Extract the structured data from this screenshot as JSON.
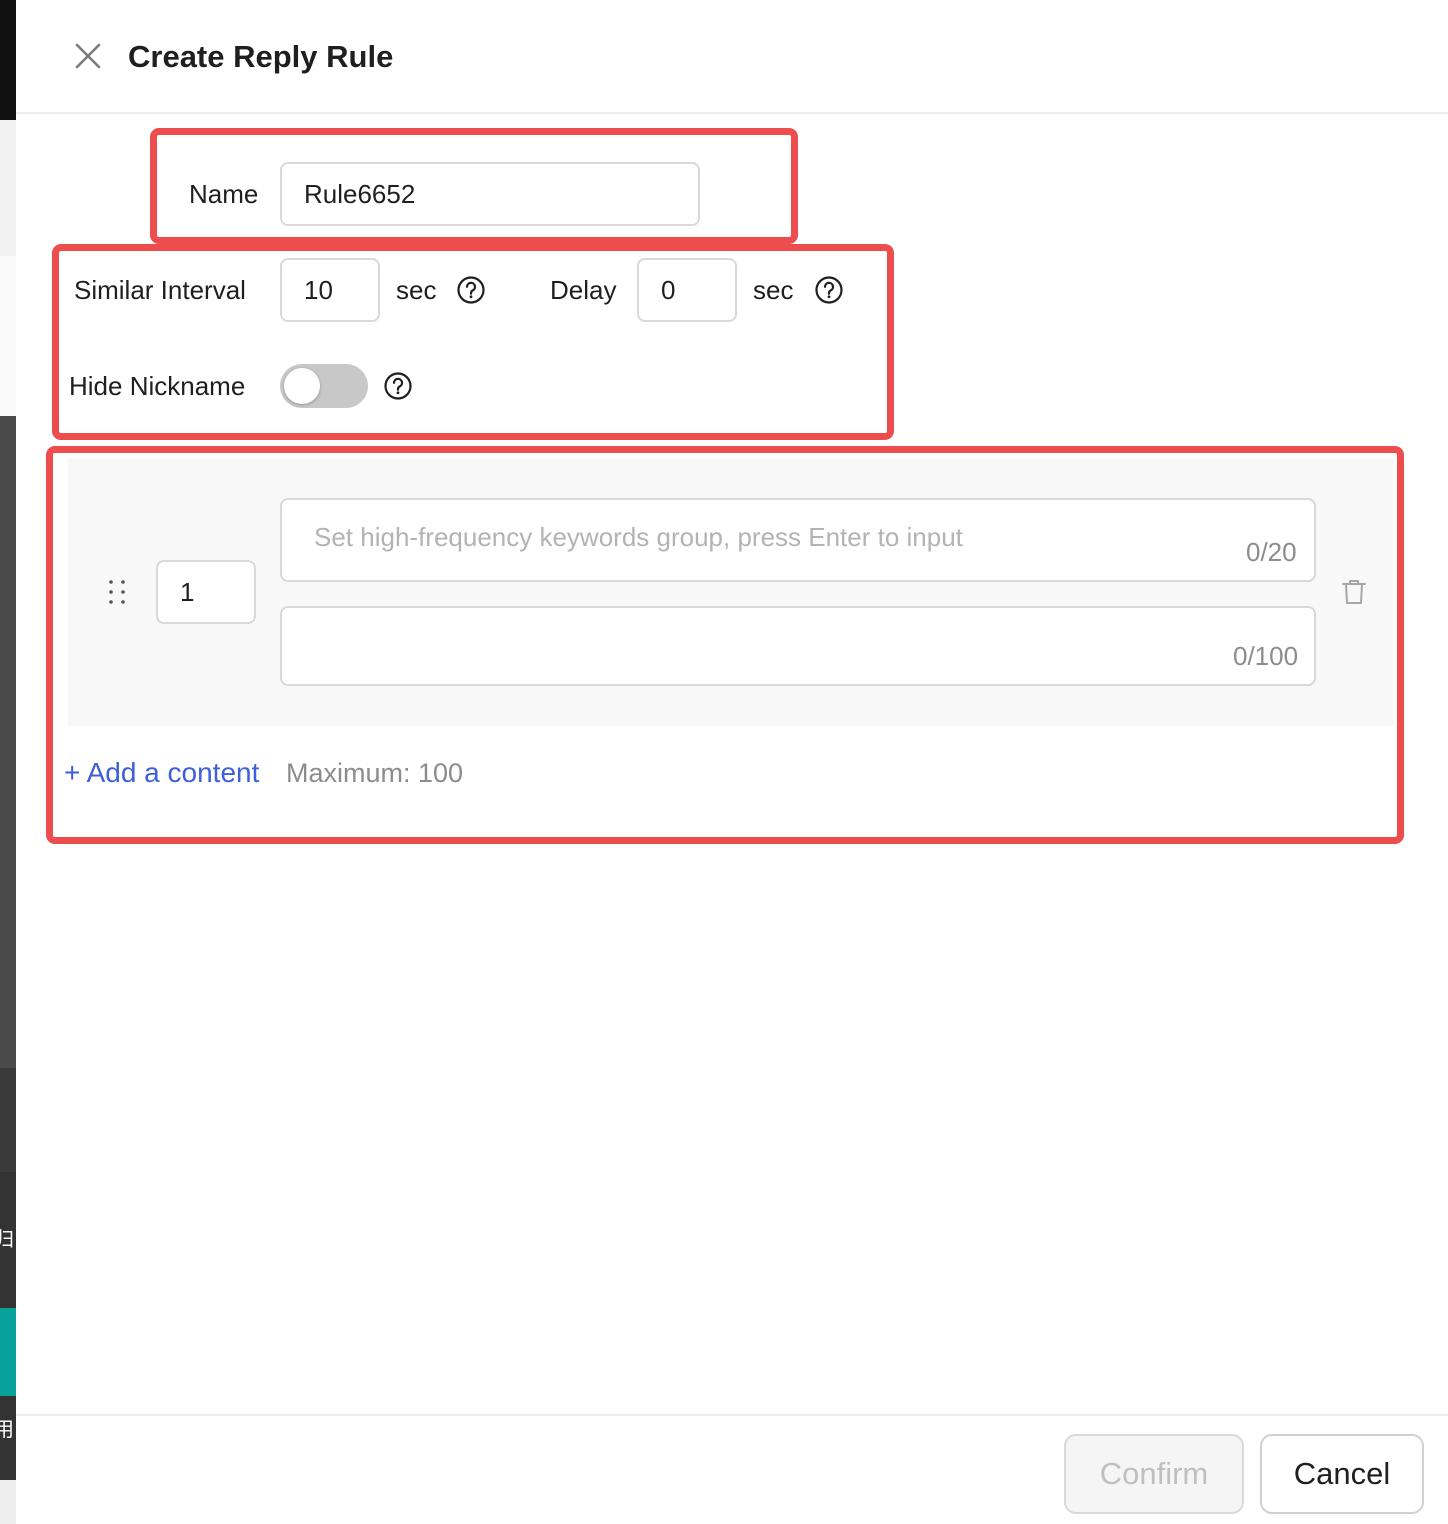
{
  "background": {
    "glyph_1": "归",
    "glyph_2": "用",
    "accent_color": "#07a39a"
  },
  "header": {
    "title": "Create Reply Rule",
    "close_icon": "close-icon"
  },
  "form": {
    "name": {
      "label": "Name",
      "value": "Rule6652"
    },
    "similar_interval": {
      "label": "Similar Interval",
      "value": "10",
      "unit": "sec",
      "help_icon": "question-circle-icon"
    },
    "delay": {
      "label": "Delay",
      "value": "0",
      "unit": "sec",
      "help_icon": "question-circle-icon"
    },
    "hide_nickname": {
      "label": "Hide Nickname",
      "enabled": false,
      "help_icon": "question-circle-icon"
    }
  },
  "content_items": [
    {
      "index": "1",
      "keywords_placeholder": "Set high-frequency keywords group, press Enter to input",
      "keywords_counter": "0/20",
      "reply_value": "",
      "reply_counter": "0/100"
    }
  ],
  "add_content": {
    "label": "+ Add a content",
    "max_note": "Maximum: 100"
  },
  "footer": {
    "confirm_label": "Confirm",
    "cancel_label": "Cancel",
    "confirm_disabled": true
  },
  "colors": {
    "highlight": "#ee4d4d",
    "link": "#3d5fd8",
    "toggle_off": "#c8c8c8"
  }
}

____________________

(Required work)
Repeat each entry exactly as given; no pictures belong in the copy.

(Solution to the exercise)
Extract the structured data from this screenshot as JSON.
{
  "background": {
    "glyph_1": "归",
    "glyph_2": "用",
    "accent_color": "#07a39a"
  },
  "header": {
    "title": "Create Reply Rule",
    "close_icon": "close-icon"
  },
  "form": {
    "name": {
      "label": "Name",
      "value": "Rule6652"
    },
    "similar_interval": {
      "label": "Similar Interval",
      "value": "10",
      "unit": "sec",
      "help_icon": "question-circle-icon"
    },
    "delay": {
      "label": "Delay",
      "value": "0",
      "unit": "sec",
      "help_icon": "question-circle-icon"
    },
    "hide_nickname": {
      "label": "Hide Nickname",
      "enabled": false,
      "help_icon": "question-circle-icon"
    }
  },
  "content_items": [
    {
      "index": "1",
      "keywords_placeholder": "Set high-frequency keywords group, press Enter to input",
      "keywords_counter": "0/20",
      "reply_value": "",
      "reply_counter": "0/100"
    }
  ],
  "add_content": {
    "label": "+ Add a content",
    "max_note": "Maximum: 100"
  },
  "footer": {
    "confirm_label": "Confirm",
    "cancel_label": "Cancel",
    "confirm_disabled": true
  },
  "colors": {
    "highlight": "#ee4d4d",
    "link": "#3d5fd8",
    "toggle_off": "#c8c8c8"
  }
}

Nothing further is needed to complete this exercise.